Reproduce all of the data exactly.

* * * * * * *

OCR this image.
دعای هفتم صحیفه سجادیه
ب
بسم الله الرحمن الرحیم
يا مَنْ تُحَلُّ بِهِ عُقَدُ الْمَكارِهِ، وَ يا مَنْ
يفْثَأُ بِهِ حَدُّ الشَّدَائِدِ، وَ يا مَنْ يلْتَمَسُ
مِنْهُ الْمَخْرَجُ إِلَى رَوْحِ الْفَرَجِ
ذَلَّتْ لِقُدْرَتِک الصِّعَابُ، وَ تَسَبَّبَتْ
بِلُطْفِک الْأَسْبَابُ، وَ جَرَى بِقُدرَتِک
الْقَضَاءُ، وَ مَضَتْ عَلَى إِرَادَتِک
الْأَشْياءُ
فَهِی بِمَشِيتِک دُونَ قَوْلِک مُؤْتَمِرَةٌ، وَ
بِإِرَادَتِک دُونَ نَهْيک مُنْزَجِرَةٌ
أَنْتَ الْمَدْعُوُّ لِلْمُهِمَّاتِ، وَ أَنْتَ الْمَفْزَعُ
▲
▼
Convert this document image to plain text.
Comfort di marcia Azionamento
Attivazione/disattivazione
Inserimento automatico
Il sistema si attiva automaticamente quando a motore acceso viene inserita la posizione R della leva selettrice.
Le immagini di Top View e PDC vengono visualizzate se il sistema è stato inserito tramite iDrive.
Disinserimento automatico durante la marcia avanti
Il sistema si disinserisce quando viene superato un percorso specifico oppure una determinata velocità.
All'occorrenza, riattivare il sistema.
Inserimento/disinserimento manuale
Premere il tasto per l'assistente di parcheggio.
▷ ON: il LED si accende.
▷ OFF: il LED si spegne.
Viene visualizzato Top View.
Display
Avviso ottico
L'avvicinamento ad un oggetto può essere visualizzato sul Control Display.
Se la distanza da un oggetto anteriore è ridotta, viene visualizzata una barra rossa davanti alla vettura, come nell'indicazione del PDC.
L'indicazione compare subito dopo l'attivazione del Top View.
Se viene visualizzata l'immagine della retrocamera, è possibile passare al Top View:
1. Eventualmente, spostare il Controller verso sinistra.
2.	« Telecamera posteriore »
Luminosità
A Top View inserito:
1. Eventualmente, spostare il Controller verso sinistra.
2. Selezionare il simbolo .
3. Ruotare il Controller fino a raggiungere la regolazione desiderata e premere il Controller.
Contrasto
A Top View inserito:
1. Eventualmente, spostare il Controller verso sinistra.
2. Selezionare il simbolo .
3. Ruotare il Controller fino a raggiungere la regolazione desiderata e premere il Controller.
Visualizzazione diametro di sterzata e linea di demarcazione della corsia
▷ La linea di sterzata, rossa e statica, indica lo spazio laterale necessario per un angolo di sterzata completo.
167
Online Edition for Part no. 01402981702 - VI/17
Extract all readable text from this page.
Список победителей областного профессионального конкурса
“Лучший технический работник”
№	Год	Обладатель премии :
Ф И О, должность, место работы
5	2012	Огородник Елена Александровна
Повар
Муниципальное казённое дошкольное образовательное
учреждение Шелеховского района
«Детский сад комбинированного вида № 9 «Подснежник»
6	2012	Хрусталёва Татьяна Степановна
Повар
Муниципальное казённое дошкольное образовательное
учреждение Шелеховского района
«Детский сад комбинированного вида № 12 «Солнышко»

* * * * * * *

OUTPUT FOR THIS EXERCISE:
OCR this image.
دعای هفتم صحیفه سجادیه
ب
بسم الله الرحمن الرحیم
يا مَنْ تُحَلُّ بِهِ عُقَدُ الْمَكارِهِ، وَ يا مَنْ
يفْثَأُ بِهِ حَدُّ الشَّدَائِدِ، وَ يا مَنْ يلْتَمَسُ
مِنْهُ الْمَخْرَجُ إِلَى رَوْحِ الْفَرَجِ
ذَلَّتْ لِقُدْرَتِک الصِّعَابُ، وَ تَسَبَّبَتْ
بِلُطْفِک الْأَسْبَابُ، وَ جَرَى بِقُدرَتِک
الْقَضَاءُ، وَ مَضَتْ عَلَى إِرَادَتِک
الْأَشْياءُ
فَهِی بِمَشِيتِک دُونَ قَوْلِک مُؤْتَمِرَةٌ، وَ
بِإِرَادَتِک دُونَ نَهْيک مُنْزَجِرَةٌ
أَنْتَ الْمَدْعُوُّ لِلْمُهِمَّاتِ، وَ أَنْتَ الْمَفْزَعُ
▲
▼
Convert this document image to plain text.
Comfort di marcia Azionamento
Attivazione/disattivazione
Inserimento automatico
Il sistema si attiva automaticamente quando a motore acceso viene inserita la posizione R della leva selettrice.
Le immagini di Top View e PDC vengono visualizzate se il sistema è stato inserito tramite iDrive.
Disinserimento automatico durante la marcia avanti
Il sistema si disinserisce quando viene superato un percorso specifico oppure una determinata velocità.
All'occorrenza, riattivare il sistema.
Inserimento/disinserimento manuale
Premere il tasto per l'assistente di parcheggio.
▷ ON: il LED si accende.
▷ OFF: il LED si spegne.
Viene visualizzato Top View.
Display
Avviso ottico
L'avvicinamento ad un oggetto può essere visualizzato sul Control Display.
Se la distanza da un oggetto anteriore è ridotta, viene visualizzata una barra rossa davanti alla vettura, come nell'indicazione del PDC.
L'indicazione compare subito dopo l'attivazione del Top View.
Se viene visualizzata l'immagine della retrocamera, è possibile passare al Top View:
1. Eventualmente, spostare il Controller verso sinistra.
2.	« Telecamera posteriore »
Luminosità
A Top View inserito:
1. Eventualmente, spostare il Controller verso sinistra.
2. Selezionare il simbolo .
3. Ruotare il Controller fino a raggiungere la regolazione desiderata e premere il Controller.
Contrasto
A Top View inserito:
1. Eventualmente, spostare il Controller verso sinistra.
2. Selezionare il simbolo .
3. Ruotare il Controller fino a raggiungere la regolazione desiderata e premere il Controller.
Visualizzazione diametro di sterzata e linea di demarcazione della corsia
▷ La linea di sterzata, rossa e statica, indica lo spazio laterale necessario per un angolo di sterzata completo.
167
Online Edition for Part no. 01402981702 - VI/17
Extract all readable text from this page.
Список победителей областного профессионального конкурса
“Лучший технический работник”
№	Год	Обладатель премии :
Ф И О, должность, место работы
5	2012	Огородник Елена Александровна
Повар
Муниципальное казённое дошкольное образовательное
учреждение Шелеховского района
«Детский сад комбинированного вида № 9 «Подснежник»
6	2012	Хрусталёва Татьяна Степановна
Повар
Муниципальное казённое дошкольное образовательное
учреждение Шелеховского района
«Детский сад комбинированного вида № 12 «Солнышко»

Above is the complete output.